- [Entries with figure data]
______
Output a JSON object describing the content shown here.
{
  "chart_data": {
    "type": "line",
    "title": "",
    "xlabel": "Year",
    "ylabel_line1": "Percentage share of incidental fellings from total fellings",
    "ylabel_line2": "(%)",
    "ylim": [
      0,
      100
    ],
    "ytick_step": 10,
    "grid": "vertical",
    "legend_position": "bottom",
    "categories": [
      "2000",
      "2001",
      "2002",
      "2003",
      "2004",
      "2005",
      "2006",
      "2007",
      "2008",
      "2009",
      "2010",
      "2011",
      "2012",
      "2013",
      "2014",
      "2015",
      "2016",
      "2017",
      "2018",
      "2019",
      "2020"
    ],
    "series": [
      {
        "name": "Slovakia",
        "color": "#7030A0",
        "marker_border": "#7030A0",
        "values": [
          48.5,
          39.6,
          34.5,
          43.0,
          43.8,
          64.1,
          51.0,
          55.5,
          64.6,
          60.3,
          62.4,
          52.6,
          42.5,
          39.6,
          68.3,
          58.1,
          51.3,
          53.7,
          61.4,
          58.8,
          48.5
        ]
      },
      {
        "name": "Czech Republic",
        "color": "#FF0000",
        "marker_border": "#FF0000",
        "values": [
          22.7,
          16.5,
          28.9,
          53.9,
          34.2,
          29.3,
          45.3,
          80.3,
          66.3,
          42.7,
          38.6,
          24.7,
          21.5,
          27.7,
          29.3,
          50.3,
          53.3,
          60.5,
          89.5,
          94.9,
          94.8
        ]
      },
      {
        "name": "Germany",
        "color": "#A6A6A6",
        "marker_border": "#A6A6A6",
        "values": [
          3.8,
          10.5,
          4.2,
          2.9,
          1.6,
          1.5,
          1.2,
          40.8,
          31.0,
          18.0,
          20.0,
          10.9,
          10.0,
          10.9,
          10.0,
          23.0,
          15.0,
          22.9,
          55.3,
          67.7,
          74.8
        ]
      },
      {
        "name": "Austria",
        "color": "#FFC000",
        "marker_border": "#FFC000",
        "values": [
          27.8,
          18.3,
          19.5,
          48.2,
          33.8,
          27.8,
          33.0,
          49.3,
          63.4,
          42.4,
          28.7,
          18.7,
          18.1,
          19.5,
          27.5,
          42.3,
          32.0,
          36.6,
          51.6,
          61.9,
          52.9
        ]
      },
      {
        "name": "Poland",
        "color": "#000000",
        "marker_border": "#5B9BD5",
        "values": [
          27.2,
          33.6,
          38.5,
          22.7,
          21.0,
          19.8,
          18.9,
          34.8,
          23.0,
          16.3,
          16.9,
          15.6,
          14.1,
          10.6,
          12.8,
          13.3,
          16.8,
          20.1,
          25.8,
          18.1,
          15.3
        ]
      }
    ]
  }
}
______
Gather every line containing the word "name" and copy it.

        "name": "Slovakia",
        "name": "Czech Republic",
        "name": "Germany",
        "name": "Austria",
        "name": "Poland",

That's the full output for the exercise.